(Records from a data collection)
########
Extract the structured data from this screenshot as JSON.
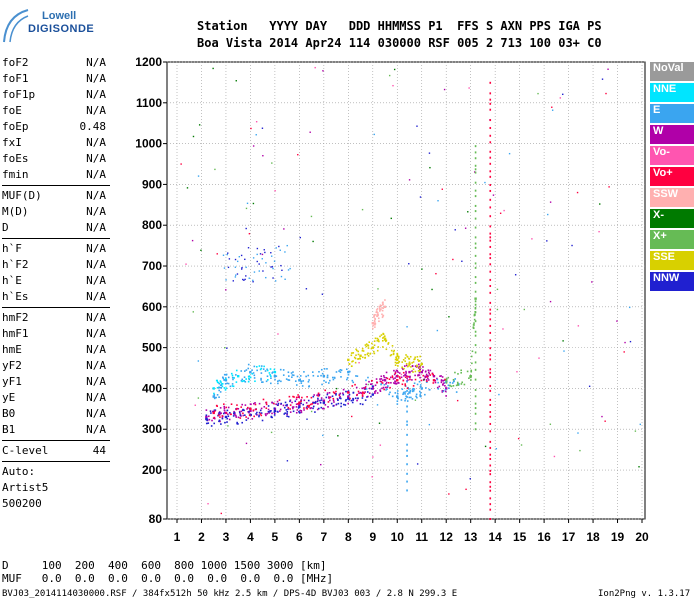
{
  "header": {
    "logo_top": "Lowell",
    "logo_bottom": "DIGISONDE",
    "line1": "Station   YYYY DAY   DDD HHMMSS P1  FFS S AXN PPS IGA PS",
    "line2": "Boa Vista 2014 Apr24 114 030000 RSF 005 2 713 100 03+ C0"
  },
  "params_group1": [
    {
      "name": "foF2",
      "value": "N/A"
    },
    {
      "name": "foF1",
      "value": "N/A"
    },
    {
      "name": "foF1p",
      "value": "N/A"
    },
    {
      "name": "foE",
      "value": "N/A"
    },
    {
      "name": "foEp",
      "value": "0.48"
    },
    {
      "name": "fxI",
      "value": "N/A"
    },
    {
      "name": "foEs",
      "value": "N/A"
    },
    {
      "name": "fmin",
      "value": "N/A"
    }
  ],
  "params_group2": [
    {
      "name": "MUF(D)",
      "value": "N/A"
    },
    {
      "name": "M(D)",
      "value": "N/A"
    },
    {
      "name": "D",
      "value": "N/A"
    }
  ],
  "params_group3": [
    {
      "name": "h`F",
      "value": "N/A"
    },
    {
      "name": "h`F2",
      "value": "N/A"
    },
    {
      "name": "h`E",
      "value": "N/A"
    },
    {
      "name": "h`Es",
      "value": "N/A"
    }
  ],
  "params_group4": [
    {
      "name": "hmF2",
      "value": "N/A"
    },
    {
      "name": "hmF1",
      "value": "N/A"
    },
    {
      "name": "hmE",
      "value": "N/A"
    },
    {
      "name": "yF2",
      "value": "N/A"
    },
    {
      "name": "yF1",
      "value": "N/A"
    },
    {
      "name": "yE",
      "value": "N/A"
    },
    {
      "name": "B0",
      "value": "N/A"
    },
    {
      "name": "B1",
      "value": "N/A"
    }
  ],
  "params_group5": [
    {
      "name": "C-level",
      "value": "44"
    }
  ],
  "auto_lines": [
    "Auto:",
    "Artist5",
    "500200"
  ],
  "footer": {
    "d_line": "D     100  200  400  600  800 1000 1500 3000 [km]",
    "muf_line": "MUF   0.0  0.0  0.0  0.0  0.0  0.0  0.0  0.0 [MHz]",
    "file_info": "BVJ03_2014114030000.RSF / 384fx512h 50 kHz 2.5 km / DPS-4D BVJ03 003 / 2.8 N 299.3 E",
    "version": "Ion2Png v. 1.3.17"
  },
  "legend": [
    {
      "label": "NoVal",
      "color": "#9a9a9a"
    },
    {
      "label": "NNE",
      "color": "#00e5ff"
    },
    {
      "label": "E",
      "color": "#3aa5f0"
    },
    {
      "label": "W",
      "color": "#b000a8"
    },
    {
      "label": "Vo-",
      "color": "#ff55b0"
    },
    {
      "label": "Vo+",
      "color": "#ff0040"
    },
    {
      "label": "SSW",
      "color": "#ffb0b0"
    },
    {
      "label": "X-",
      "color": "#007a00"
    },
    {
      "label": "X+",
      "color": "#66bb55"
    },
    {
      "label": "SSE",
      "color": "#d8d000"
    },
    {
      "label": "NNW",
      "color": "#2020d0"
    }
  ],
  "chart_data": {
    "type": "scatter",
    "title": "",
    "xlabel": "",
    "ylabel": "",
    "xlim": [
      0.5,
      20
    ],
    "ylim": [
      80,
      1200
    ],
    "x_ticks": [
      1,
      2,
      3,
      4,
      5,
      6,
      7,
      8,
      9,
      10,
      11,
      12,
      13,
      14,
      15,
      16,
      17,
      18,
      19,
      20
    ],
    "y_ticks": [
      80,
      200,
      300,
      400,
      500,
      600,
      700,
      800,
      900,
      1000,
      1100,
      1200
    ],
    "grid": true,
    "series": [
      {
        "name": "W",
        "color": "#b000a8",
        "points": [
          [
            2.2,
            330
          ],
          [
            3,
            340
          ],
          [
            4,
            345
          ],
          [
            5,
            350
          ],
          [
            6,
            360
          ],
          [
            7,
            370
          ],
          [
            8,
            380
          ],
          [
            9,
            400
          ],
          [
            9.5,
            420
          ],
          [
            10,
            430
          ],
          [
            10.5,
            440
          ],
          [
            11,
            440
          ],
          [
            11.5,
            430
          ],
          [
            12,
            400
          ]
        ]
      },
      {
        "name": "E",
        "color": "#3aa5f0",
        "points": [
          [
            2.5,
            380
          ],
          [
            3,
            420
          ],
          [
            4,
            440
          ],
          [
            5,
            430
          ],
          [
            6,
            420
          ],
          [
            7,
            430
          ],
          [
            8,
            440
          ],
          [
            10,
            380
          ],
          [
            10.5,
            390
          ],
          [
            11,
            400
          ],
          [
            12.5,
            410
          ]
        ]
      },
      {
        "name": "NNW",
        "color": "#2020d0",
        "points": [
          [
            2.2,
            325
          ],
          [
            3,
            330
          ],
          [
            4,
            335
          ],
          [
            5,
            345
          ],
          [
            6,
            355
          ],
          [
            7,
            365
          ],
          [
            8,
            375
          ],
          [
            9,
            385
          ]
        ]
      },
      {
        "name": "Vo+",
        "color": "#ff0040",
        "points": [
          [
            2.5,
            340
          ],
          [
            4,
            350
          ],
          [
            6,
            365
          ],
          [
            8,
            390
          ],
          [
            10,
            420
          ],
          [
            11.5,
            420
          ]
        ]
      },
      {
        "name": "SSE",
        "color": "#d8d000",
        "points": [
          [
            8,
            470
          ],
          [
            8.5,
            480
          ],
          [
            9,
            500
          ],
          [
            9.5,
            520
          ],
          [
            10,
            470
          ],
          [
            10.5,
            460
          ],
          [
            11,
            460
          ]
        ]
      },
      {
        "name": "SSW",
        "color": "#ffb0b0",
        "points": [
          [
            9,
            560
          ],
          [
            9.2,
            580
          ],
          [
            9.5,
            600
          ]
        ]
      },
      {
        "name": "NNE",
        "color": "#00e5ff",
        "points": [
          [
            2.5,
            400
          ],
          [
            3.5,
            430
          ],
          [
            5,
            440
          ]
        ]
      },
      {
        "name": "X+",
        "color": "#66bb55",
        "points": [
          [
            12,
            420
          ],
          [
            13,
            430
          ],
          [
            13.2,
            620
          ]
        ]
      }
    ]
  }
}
########
_DIRECTIONS_. Repeat each record exactly as shown above, dropping all images.

_FINAL RESULT_.
Extract the structured data from this screenshot as JSON.
{
  "header": {
    "logo_top": "Lowell",
    "logo_bottom": "DIGISONDE",
    "line1": "Station   YYYY DAY   DDD HHMMSS P1  FFS S AXN PPS IGA PS",
    "line2": "Boa Vista 2014 Apr24 114 030000 RSF 005 2 713 100 03+ C0"
  },
  "params_group1": [
    {
      "name": "foF2",
      "value": "N/A"
    },
    {
      "name": "foF1",
      "value": "N/A"
    },
    {
      "name": "foF1p",
      "value": "N/A"
    },
    {
      "name": "foE",
      "value": "N/A"
    },
    {
      "name": "foEp",
      "value": "0.48"
    },
    {
      "name": "fxI",
      "value": "N/A"
    },
    {
      "name": "foEs",
      "value": "N/A"
    },
    {
      "name": "fmin",
      "value": "N/A"
    }
  ],
  "params_group2": [
    {
      "name": "MUF(D)",
      "value": "N/A"
    },
    {
      "name": "M(D)",
      "value": "N/A"
    },
    {
      "name": "D",
      "value": "N/A"
    }
  ],
  "params_group3": [
    {
      "name": "h`F",
      "value": "N/A"
    },
    {
      "name": "h`F2",
      "value": "N/A"
    },
    {
      "name": "h`E",
      "value": "N/A"
    },
    {
      "name": "h`Es",
      "value": "N/A"
    }
  ],
  "params_group4": [
    {
      "name": "hmF2",
      "value": "N/A"
    },
    {
      "name": "hmF1",
      "value": "N/A"
    },
    {
      "name": "hmE",
      "value": "N/A"
    },
    {
      "name": "yF2",
      "value": "N/A"
    },
    {
      "name": "yF1",
      "value": "N/A"
    },
    {
      "name": "yE",
      "value": "N/A"
    },
    {
      "name": "B0",
      "value": "N/A"
    },
    {
      "name": "B1",
      "value": "N/A"
    }
  ],
  "params_group5": [
    {
      "name": "C-level",
      "value": "44"
    }
  ],
  "auto_lines": [
    "Auto:",
    "Artist5",
    "500200"
  ],
  "footer": {
    "d_line": "D     100  200  400  600  800 1000 1500 3000 [km]",
    "muf_line": "MUF   0.0  0.0  0.0  0.0  0.0  0.0  0.0  0.0 [MHz]",
    "file_info": "BVJ03_2014114030000.RSF / 384fx512h 50 kHz 2.5 km / DPS-4D BVJ03 003 / 2.8 N 299.3 E",
    "version": "Ion2Png v. 1.3.17"
  },
  "legend": [
    {
      "label": "NoVal",
      "color": "#9a9a9a"
    },
    {
      "label": "NNE",
      "color": "#00e5ff"
    },
    {
      "label": "E",
      "color": "#3aa5f0"
    },
    {
      "label": "W",
      "color": "#b000a8"
    },
    {
      "label": "Vo-",
      "color": "#ff55b0"
    },
    {
      "label": "Vo+",
      "color": "#ff0040"
    },
    {
      "label": "SSW",
      "color": "#ffb0b0"
    },
    {
      "label": "X-",
      "color": "#007a00"
    },
    {
      "label": "X+",
      "color": "#66bb55"
    },
    {
      "label": "SSE",
      "color": "#d8d000"
    },
    {
      "label": "NNW",
      "color": "#2020d0"
    }
  ],
  "chart_data": {
    "type": "scatter",
    "title": "",
    "xlabel": "",
    "ylabel": "",
    "xlim": [
      0.5,
      20
    ],
    "ylim": [
      80,
      1200
    ],
    "x_ticks": [
      1,
      2,
      3,
      4,
      5,
      6,
      7,
      8,
      9,
      10,
      11,
      12,
      13,
      14,
      15,
      16,
      17,
      18,
      19,
      20
    ],
    "y_ticks": [
      80,
      200,
      300,
      400,
      500,
      600,
      700,
      800,
      900,
      1000,
      1100,
      1200
    ],
    "grid": true,
    "series": [
      {
        "name": "W",
        "color": "#b000a8",
        "points": [
          [
            2.2,
            330
          ],
          [
            3,
            340
          ],
          [
            4,
            345
          ],
          [
            5,
            350
          ],
          [
            6,
            360
          ],
          [
            7,
            370
          ],
          [
            8,
            380
          ],
          [
            9,
            400
          ],
          [
            9.5,
            420
          ],
          [
            10,
            430
          ],
          [
            10.5,
            440
          ],
          [
            11,
            440
          ],
          [
            11.5,
            430
          ],
          [
            12,
            400
          ]
        ]
      },
      {
        "name": "E",
        "color": "#3aa5f0",
        "points": [
          [
            2.5,
            380
          ],
          [
            3,
            420
          ],
          [
            4,
            440
          ],
          [
            5,
            430
          ],
          [
            6,
            420
          ],
          [
            7,
            430
          ],
          [
            8,
            440
          ],
          [
            10,
            380
          ],
          [
            10.5,
            390
          ],
          [
            11,
            400
          ],
          [
            12.5,
            410
          ]
        ]
      },
      {
        "name": "NNW",
        "color": "#2020d0",
        "points": [
          [
            2.2,
            325
          ],
          [
            3,
            330
          ],
          [
            4,
            335
          ],
          [
            5,
            345
          ],
          [
            6,
            355
          ],
          [
            7,
            365
          ],
          [
            8,
            375
          ],
          [
            9,
            385
          ]
        ]
      },
      {
        "name": "Vo+",
        "color": "#ff0040",
        "points": [
          [
            2.5,
            340
          ],
          [
            4,
            350
          ],
          [
            6,
            365
          ],
          [
            8,
            390
          ],
          [
            10,
            420
          ],
          [
            11.5,
            420
          ]
        ]
      },
      {
        "name": "SSE",
        "color": "#d8d000",
        "points": [
          [
            8,
            470
          ],
          [
            8.5,
            480
          ],
          [
            9,
            500
          ],
          [
            9.5,
            520
          ],
          [
            10,
            470
          ],
          [
            10.5,
            460
          ],
          [
            11,
            460
          ]
        ]
      },
      {
        "name": "SSW",
        "color": "#ffb0b0",
        "points": [
          [
            9,
            560
          ],
          [
            9.2,
            580
          ],
          [
            9.5,
            600
          ]
        ]
      },
      {
        "name": "NNE",
        "color": "#00e5ff",
        "points": [
          [
            2.5,
            400
          ],
          [
            3.5,
            430
          ],
          [
            5,
            440
          ]
        ]
      },
      {
        "name": "X+",
        "color": "#66bb55",
        "points": [
          [
            12,
            420
          ],
          [
            13,
            430
          ],
          [
            13.2,
            620
          ]
        ]
      }
    ]
  }
}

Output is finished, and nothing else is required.